Passage given>
DTE-DCE

DTE-DCE Interface

Relevant terms and distinctions

1. direction of transmission

simplex : one way (one-way street)
half duplex : either way, but only one at a time (single line railroad)
full duplex : both ways concurrently (two-way street)

2. synchronization

asynchronous : data may appear at any time
synchronous : sender and receiver work in lock-step

3. serial/parallel

serial : one bit after the other
parallel : multiple bits at once
(hardware required to convert)

4. DTE / DCE

DTE : Data Terminal Equipment (e.g. computer)
DCE : Data Circuit-terminating Equipement (e.g. modem)
Info originates and terminates at DTE
DCE converts info to signals and vice versa

5. Interface

For purposes of this chapter: Connection between DTE and DCE.

Source material>
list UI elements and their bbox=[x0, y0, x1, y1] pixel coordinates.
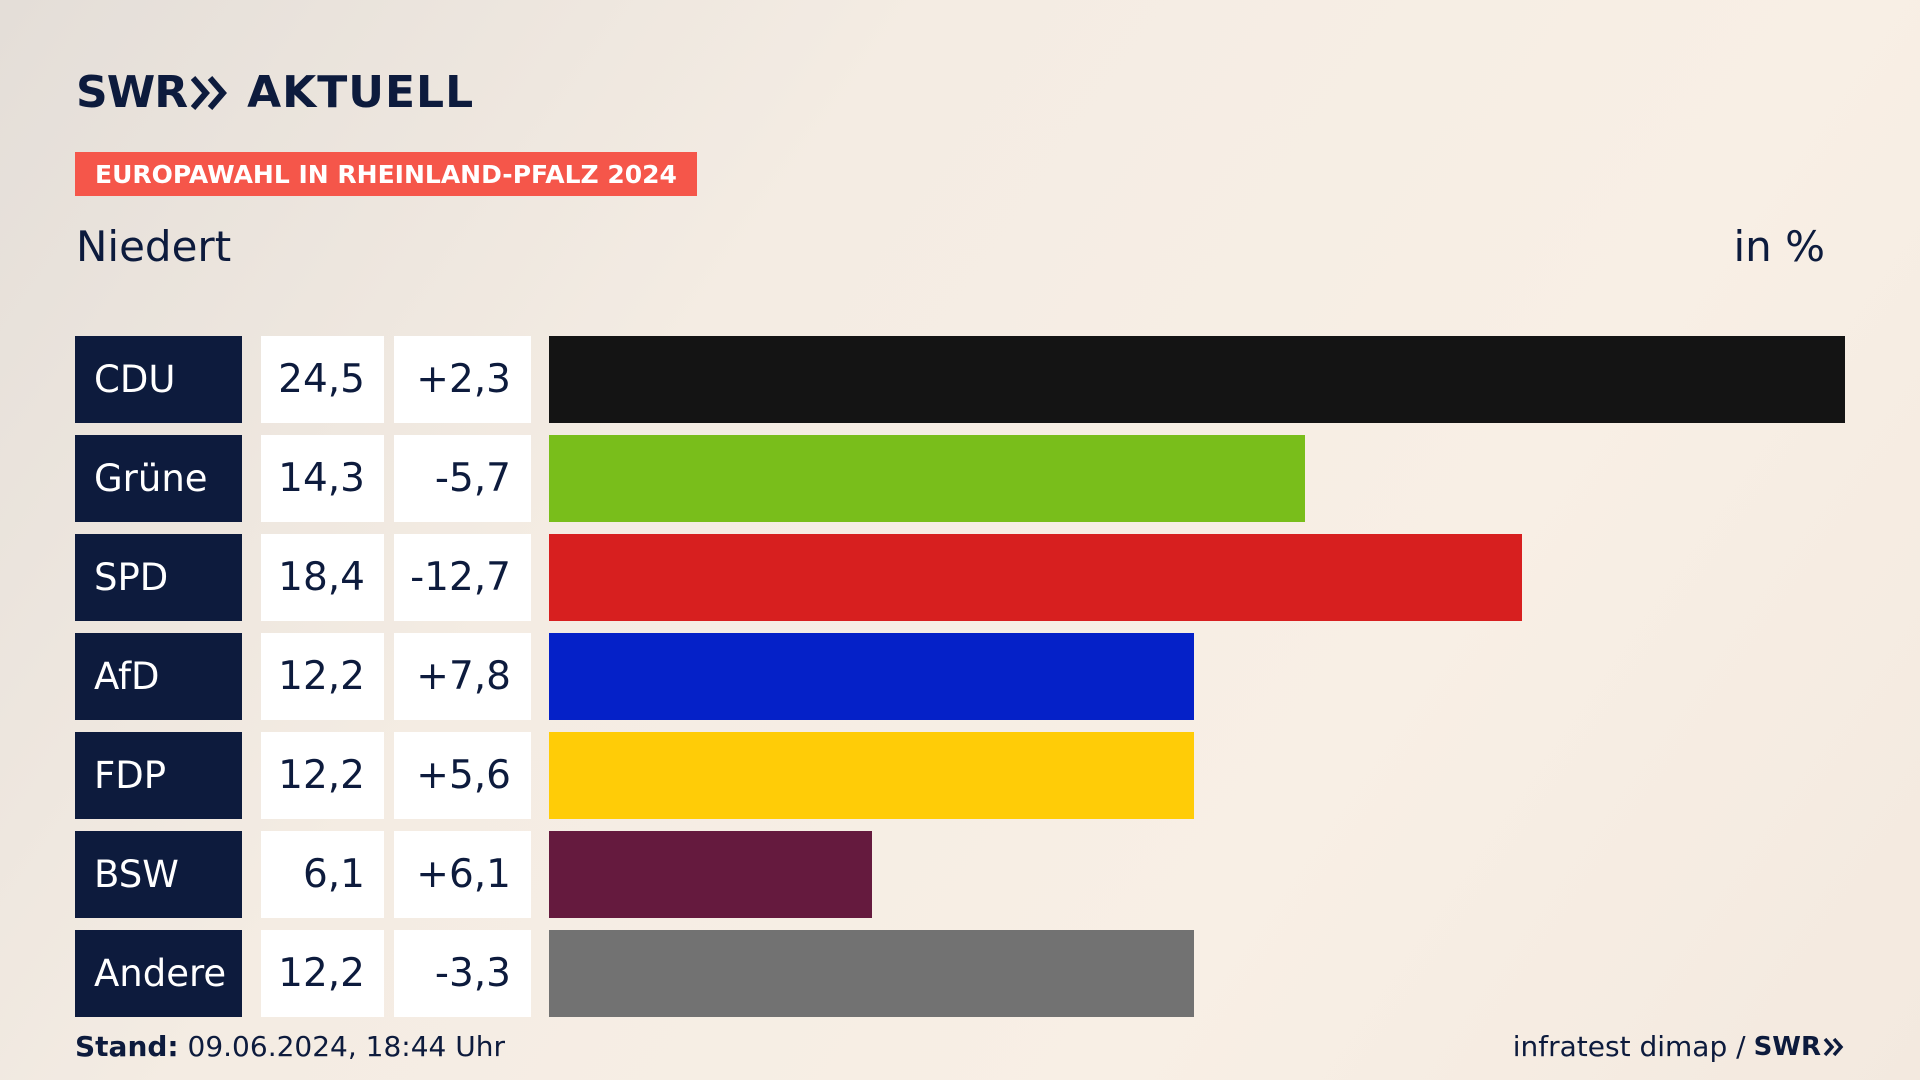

Requests>
**1)** For the page on the DTE-DCE interface above, state whether each statement agrees with it, answering yes or no and quoting the words of the page that decide the matter: (a) half duplex permits transmission in both directions at the same moment; (b) information originates and terminates at the DCE; (c) hardware is needed to convert between serial and parallel transmission.
**2)** In the DTE-DCE interface page above, rewrite the section beginning "simplex : one way" as a single sentence that keeps all three modes of transmission and their comparisons.
**3)** Extend the page on the DTE-DCE interface above, carrying on directly after its final sentence.

The replies>
**1)**
(a) No: "either way, but only one at a time (single line railroad)"
(b) No: "Info originates and terminates at DTE"
(c) Yes: "(hardware required to convert)"

**2)** Simplex transmission runs one way only, like a one-way street; half duplex runs either way but only one at a time, like a single-line railroad; and full duplex runs both ways concurrently, like a two-way street.

**3)**
Common Physical Interface Standards

Examples from two organizations: EIA, ITU-T
EIA: Electronic Industries Association
ITU-T : International Telecommunications Union - Telecom standards
Interface standards comprise:

Mechanical : wiring and connectors

Electrical : signals

Functional : protocol for using signals

EIA-232 Standard

aka RS-232 (Recommended Standard, from early 60s)

mechanical :

male DB-25 connector on DTE end (cable has female)
female DB-25 connector on DCE end (cable has male)
cable length limited to 50 ft. (15 m.)
20kbps limit

electrical:

digital signal, NRZ-L (NRZ) encoding
1 encoded as voltage in range -3v to -15v
0 encoded as voltage in range +3v to +15v
(wide range allows transmission on noisy line)

functional:

most of the 25 pins have defined functions
few of them are normally used, most for control
pin 2 for transmitted data (transmitted from DTE)
pin 3 for received data (transmitted from DCE)
can be used for half or full-duplex

Typical EIA-232 modem usage scenario (Handshakin')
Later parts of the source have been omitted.